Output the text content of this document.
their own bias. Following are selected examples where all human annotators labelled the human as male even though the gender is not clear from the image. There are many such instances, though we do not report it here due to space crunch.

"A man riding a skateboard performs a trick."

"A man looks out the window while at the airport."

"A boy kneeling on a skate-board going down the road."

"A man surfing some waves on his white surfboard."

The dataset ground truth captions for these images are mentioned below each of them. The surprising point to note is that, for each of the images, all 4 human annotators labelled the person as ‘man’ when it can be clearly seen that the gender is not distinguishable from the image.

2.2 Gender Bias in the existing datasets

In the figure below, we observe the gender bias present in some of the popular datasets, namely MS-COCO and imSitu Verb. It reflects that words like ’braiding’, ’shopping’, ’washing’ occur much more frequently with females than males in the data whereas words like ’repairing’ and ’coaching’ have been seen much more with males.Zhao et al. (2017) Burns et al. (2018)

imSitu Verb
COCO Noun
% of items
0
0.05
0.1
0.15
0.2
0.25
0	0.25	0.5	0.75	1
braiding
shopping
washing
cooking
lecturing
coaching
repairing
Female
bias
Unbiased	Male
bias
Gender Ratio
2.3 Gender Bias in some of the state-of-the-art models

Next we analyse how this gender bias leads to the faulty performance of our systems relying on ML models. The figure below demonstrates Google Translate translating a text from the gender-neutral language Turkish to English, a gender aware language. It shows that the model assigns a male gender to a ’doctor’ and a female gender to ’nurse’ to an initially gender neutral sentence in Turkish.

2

-- -- --

→ Instructions to follow: Return every line of the material exactly.

→ Exercise solution:
Output the text content of this document.
their own bias. Following are selected examples where all human annotators labelled the human as male even though the gender is not clear from the image. There are many such instances, though we do not report it here due to space crunch.

"A man riding a skateboard performs a trick."

"A man looks out the window while at the airport."

"A boy kneeling on a skate-board going down the road."

"A man surfing some waves on his white surfboard."

The dataset ground truth captions for these images are mentioned below each of them. The surprising point to note is that, for each of the images, all 4 human annotators labelled the person as ‘man’ when it can be clearly seen that the gender is not distinguishable from the image.

2.2 Gender Bias in the existing datasets

In the figure below, we observe the gender bias present in some of the popular datasets, namely MS-COCO and imSitu Verb. It reflects that words like ’braiding’, ’shopping’, ’washing’ occur much more frequently with females than males in the data whereas words like ’repairing’ and ’coaching’ have been seen much more with males.Zhao et al. (2017) Burns et al. (2018)

imSitu Verb
COCO Noun
% of items
0
0.05
0.1
0.15
0.2
0.25
0	0.25	0.5	0.75	1
braiding
shopping
washing
cooking
lecturing
coaching
repairing
Female
bias
Unbiased	Male
bias
Gender Ratio
2.3 Gender Bias in some of the state-of-the-art models

Next we analyse how this gender bias leads to the faulty performance of our systems relying on ML models. The figure below demonstrates Google Translate translating a text from the gender-neutral language Turkish to English, a gender aware language. It shows that the model assigns a male gender to a ’doctor’ and a female gender to ’nurse’ to an initially gender neutral sentence in Turkish.

2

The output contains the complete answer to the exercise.